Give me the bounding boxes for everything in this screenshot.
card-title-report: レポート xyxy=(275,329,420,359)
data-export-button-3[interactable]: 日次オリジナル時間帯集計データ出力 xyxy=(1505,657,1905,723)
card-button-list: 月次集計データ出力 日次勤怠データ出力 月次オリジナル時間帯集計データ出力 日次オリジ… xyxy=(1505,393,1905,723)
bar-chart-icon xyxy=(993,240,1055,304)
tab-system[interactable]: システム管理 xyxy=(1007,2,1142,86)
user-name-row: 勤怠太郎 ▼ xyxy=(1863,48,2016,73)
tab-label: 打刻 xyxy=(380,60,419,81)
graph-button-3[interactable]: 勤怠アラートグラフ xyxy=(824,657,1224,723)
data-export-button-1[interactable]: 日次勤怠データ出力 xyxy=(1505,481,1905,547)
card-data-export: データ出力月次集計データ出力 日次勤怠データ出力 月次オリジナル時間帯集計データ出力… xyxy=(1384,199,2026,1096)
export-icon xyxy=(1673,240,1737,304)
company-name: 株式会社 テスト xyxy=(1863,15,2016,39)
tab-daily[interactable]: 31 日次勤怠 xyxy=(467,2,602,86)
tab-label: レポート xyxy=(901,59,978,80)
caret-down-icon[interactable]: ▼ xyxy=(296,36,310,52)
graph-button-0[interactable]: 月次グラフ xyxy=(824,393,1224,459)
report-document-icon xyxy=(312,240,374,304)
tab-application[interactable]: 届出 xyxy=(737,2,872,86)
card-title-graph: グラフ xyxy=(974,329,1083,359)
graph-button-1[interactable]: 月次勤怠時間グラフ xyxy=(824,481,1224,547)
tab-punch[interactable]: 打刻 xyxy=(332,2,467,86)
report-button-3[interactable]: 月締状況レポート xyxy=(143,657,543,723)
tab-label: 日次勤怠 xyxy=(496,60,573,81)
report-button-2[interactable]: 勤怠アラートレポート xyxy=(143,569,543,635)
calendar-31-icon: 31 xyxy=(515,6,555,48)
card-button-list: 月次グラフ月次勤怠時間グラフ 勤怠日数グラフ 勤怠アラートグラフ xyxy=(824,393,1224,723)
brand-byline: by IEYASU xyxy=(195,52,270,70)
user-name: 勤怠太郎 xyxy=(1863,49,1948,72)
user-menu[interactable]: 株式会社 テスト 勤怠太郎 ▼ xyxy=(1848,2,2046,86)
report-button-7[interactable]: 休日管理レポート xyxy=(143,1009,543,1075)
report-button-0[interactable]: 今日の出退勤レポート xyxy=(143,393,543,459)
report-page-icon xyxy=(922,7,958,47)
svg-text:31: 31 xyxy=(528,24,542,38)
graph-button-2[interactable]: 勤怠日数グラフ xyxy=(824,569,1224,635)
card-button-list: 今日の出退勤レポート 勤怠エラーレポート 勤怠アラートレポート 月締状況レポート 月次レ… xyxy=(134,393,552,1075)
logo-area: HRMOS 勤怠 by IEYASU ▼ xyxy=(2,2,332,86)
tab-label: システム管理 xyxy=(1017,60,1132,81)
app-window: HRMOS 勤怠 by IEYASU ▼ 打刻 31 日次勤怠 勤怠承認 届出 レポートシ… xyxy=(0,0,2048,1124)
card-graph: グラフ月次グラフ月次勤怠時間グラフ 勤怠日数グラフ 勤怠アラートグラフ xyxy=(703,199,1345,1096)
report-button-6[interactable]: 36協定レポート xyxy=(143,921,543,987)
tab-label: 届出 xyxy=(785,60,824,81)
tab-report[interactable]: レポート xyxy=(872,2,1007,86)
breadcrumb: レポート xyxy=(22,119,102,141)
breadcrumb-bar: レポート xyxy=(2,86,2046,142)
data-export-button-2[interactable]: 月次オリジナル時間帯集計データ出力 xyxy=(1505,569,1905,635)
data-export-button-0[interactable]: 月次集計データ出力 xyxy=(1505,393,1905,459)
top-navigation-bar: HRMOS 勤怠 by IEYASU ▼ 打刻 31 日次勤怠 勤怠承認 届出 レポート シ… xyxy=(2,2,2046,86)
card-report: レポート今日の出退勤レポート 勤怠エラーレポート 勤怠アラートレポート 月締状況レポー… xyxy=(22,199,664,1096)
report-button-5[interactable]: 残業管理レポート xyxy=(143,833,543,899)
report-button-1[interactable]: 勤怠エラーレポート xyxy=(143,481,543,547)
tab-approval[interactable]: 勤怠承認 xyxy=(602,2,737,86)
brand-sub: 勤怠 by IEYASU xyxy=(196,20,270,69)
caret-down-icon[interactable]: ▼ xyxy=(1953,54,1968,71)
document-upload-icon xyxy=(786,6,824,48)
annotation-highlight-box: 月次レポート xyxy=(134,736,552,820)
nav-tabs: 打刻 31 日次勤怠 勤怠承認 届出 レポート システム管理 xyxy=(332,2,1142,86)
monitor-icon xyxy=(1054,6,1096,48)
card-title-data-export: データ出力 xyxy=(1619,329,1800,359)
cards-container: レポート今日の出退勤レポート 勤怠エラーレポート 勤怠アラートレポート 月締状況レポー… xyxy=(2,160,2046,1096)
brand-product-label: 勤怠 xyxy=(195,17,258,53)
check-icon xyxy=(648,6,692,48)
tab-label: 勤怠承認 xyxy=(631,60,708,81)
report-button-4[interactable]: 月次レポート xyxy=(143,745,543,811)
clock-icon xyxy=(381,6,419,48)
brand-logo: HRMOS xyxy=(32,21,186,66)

◆ ◆ ◆ ◆ ◆

Your instructions: Copy each of the records above verbatim, in the same order, with nothing added or left out.

Answer to the exercise:
Give me the bounding boxes for everything in this screenshot.
card-title-report: レポート xyxy=(275,329,420,359)
data-export-button-3[interactable]: 日次オリジナル時間帯集計データ出力 xyxy=(1505,657,1905,723)
card-button-list: 月次集計データ出力 日次勤怠データ出力 月次オリジナル時間帯集計データ出力 日次オリジ… xyxy=(1505,393,1905,723)
bar-chart-icon xyxy=(993,240,1055,304)
tab-system[interactable]: システム管理 xyxy=(1007,2,1142,86)
user-name-row: 勤怠太郎 ▼ xyxy=(1863,48,2016,73)
tab-label: 打刻 xyxy=(380,60,419,81)
graph-button-3[interactable]: 勤怠アラートグラフ xyxy=(824,657,1224,723)
data-export-button-1[interactable]: 日次勤怠データ出力 xyxy=(1505,481,1905,547)
card-data-export: データ出力月次集計データ出力 日次勤怠データ出力 月次オリジナル時間帯集計データ出力… xyxy=(1384,199,2026,1096)
export-icon xyxy=(1673,240,1737,304)
company-name: 株式会社 テスト xyxy=(1863,15,2016,39)
tab-daily[interactable]: 31 日次勤怠 xyxy=(467,2,602,86)
tab-label: レポート xyxy=(901,59,978,80)
caret-down-icon[interactable]: ▼ xyxy=(296,36,310,52)
graph-button-0[interactable]: 月次グラフ xyxy=(824,393,1224,459)
report-document-icon xyxy=(312,240,374,304)
tab-application[interactable]: 届出 xyxy=(737,2,872,86)
card-title-graph: グラフ xyxy=(974,329,1083,359)
graph-button-1[interactable]: 月次勤怠時間グラフ xyxy=(824,481,1224,547)
tab-punch[interactable]: 打刻 xyxy=(332,2,467,86)
report-button-3[interactable]: 月締状況レポート xyxy=(143,657,543,723)
tab-label: 日次勤怠 xyxy=(496,60,573,81)
report-button-2[interactable]: 勤怠アラートレポート xyxy=(143,569,543,635)
calendar-31-icon: 31 xyxy=(515,6,555,48)
card-button-list: 月次グラフ月次勤怠時間グラフ 勤怠日数グラフ 勤怠アラートグラフ xyxy=(824,393,1224,723)
brand-byline: by IEYASU xyxy=(195,52,270,70)
user-name: 勤怠太郎 xyxy=(1863,49,1948,72)
user-menu[interactable]: 株式会社 テスト 勤怠太郎 ▼ xyxy=(1848,2,2046,86)
report-button-7[interactable]: 休日管理レポート xyxy=(143,1009,543,1075)
report-button-0[interactable]: 今日の出退勤レポート xyxy=(143,393,543,459)
report-page-icon xyxy=(922,7,958,47)
svg-text:31: 31 xyxy=(528,24,542,38)
graph-button-2[interactable]: 勤怠日数グラフ xyxy=(824,569,1224,635)
card-button-list: 今日の出退勤レポート 勤怠エラーレポート 勤怠アラートレポート 月締状況レポート 月次レ… xyxy=(134,393,552,1075)
logo-area: HRMOS 勤怠 by IEYASU ▼ xyxy=(2,2,332,86)
tab-label: システム管理 xyxy=(1017,60,1132,81)
app-window: HRMOS 勤怠 by IEYASU ▼ 打刻 31 日次勤怠 勤怠承認 届出 レポートシ… xyxy=(0,0,2048,1124)
card-graph: グラフ月次グラフ月次勤怠時間グラフ 勤怠日数グラフ 勤怠アラートグラフ xyxy=(703,199,1345,1096)
report-button-6[interactable]: 36協定レポート xyxy=(143,921,543,987)
tab-label: 届出 xyxy=(785,60,824,81)
tab-report[interactable]: レポート xyxy=(872,2,1007,86)
breadcrumb: レポート xyxy=(22,119,102,141)
breadcrumb-bar: レポート xyxy=(2,86,2046,142)
data-export-button-2[interactable]: 月次オリジナル時間帯集計データ出力 xyxy=(1505,569,1905,635)
data-export-button-0[interactable]: 月次集計データ出力 xyxy=(1505,393,1905,459)
top-navigation-bar: HRMOS 勤怠 by IEYASU ▼ 打刻 31 日次勤怠 勤怠承認 届出 レポート シ… xyxy=(2,2,2046,86)
card-report: レポート今日の出退勤レポート 勤怠エラーレポート 勤怠アラートレポート 月締状況レポー… xyxy=(22,199,664,1096)
report-button-5[interactable]: 残業管理レポート xyxy=(143,833,543,899)
report-button-1[interactable]: 勤怠エラーレポート xyxy=(143,481,543,547)
tab-approval[interactable]: 勤怠承認 xyxy=(602,2,737,86)
brand-sub: 勤怠 by IEYASU xyxy=(196,20,270,69)
caret-down-icon[interactable]: ▼ xyxy=(1953,54,1968,71)
document-upload-icon xyxy=(786,6,824,48)
annotation-highlight-box: 月次レポート xyxy=(134,736,552,820)
nav-tabs: 打刻 31 日次勤怠 勤怠承認 届出 レポート システム管理 xyxy=(332,2,1142,86)
monitor-icon xyxy=(1054,6,1096,48)
card-title-data-export: データ出力 xyxy=(1619,329,1800,359)
cards-container: レポート今日の出退勤レポート 勤怠エラーレポート 勤怠アラートレポート 月締状況レポー… xyxy=(2,160,2046,1096)
brand-product-label: 勤怠 xyxy=(195,17,258,53)
check-icon xyxy=(648,6,692,48)
tab-label: 勤怠承認 xyxy=(631,60,708,81)
report-button-4[interactable]: 月次レポート xyxy=(143,745,543,811)
clock-icon xyxy=(381,6,419,48)
brand-logo: HRMOS xyxy=(32,21,186,66)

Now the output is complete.